**GIVEN PROBLEM**
Write the material out again in full, exactly.

(Stored records)
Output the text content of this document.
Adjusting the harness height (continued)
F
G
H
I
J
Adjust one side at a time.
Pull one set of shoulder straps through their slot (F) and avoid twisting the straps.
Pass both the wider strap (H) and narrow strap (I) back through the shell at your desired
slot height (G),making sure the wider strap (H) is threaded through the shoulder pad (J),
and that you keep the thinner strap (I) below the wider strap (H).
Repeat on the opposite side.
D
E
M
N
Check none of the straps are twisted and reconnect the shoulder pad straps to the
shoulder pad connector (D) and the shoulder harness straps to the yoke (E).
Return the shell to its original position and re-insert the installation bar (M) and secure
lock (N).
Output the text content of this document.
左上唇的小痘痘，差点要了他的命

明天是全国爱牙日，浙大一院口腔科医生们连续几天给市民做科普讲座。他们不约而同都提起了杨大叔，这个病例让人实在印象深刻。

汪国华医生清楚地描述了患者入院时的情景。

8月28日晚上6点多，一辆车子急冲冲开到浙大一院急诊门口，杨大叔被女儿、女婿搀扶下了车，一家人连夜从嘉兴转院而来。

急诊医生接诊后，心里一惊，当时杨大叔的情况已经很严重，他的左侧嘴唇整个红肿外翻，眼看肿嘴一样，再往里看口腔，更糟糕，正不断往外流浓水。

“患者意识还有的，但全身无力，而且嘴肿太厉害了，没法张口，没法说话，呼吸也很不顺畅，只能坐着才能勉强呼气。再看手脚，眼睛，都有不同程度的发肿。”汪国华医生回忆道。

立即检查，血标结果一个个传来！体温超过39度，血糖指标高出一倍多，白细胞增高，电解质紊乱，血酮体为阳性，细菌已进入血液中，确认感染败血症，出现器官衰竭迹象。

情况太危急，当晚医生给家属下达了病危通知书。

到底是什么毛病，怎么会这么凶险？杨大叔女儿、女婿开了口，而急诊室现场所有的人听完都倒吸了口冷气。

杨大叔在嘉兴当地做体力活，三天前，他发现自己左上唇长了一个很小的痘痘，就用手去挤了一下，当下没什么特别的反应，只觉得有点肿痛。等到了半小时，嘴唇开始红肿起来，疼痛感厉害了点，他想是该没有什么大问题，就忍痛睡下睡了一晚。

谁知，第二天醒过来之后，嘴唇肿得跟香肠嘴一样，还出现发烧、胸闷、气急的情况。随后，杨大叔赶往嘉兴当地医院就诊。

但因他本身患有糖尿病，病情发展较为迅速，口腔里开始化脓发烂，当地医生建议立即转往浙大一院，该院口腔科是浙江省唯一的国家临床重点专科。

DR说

**TASK ANSWER**
Output the text content of this document.
Adjusting the harness height (continued)
F
G
H
I
J
Adjust one side at a time.
Pull one set of shoulder straps through their slot (F) and avoid twisting the straps.
Pass both the wider strap (H) and narrow strap (I) back through the shell at your desired
slot height (G),making sure the wider strap (H) is threaded through the shoulder pad (J),
and that you keep the thinner strap (I) below the wider strap (H).
Repeat on the opposite side.
D
E
M
N
Check none of the straps are twisted and reconnect the shoulder pad straps to the
shoulder pad connector (D) and the shoulder harness straps to the yoke (E).
Return the shell to its original position and re-insert the installation bar (M) and secure
lock (N).
Output the text content of this document.
左上唇的小痘痘，差点要了他的命

明天是全国爱牙日，浙大一院口腔科医生们连续几天给市民做科普讲座。他们不约而同都提起了杨大叔，这个病例让人实在印象深刻。

汪国华医生清楚地描述了患者入院时的情景。

8月28日晚上6点多，一辆车子急冲冲开到浙大一院急诊门口，杨大叔被女儿、女婿搀扶下了车，一家人连夜从嘉兴转院而来。

急诊医生接诊后，心里一惊，当时杨大叔的情况已经很严重，他的左侧嘴唇整个红肿外翻，眼看肿嘴一样，再往里看口腔，更糟糕，正不断往外流浓水。

“患者意识还有的，但全身无力，而且嘴肿太厉害了，没法张口，没法说话，呼吸也很不顺畅，只能坐着才能勉强呼气。再看手脚，眼睛，都有不同程度的发肿。”汪国华医生回忆道。

立即检查，血标结果一个个传来！体温超过39度，血糖指标高出一倍多，白细胞增高，电解质紊乱，血酮体为阳性，细菌已进入血液中，确认感染败血症，出现器官衰竭迹象。

情况太危急，当晚医生给家属下达了病危通知书。

到底是什么毛病，怎么会这么凶险？杨大叔女儿、女婿开了口，而急诊室现场所有的人听完都倒吸了口冷气。

杨大叔在嘉兴当地做体力活，三天前，他发现自己左上唇长了一个很小的痘痘，就用手去挤了一下，当下没什么特别的反应，只觉得有点肿痛。等到了半小时，嘴唇开始红肿起来，疼痛感厉害了点，他想是该没有什么大问题，就忍痛睡下睡了一晚。

谁知，第二天醒过来之后，嘴唇肿得跟香肠嘴一样，还出现发烧、胸闷、气急的情况。随后，杨大叔赶往嘉兴当地医院就诊。

但因他本身患有糖尿病，病情发展较为迅速，口腔里开始化脓发烂，当地医生建议立即转往浙大一院，该院口腔科是浙江省唯一的国家临床重点专科。

DR说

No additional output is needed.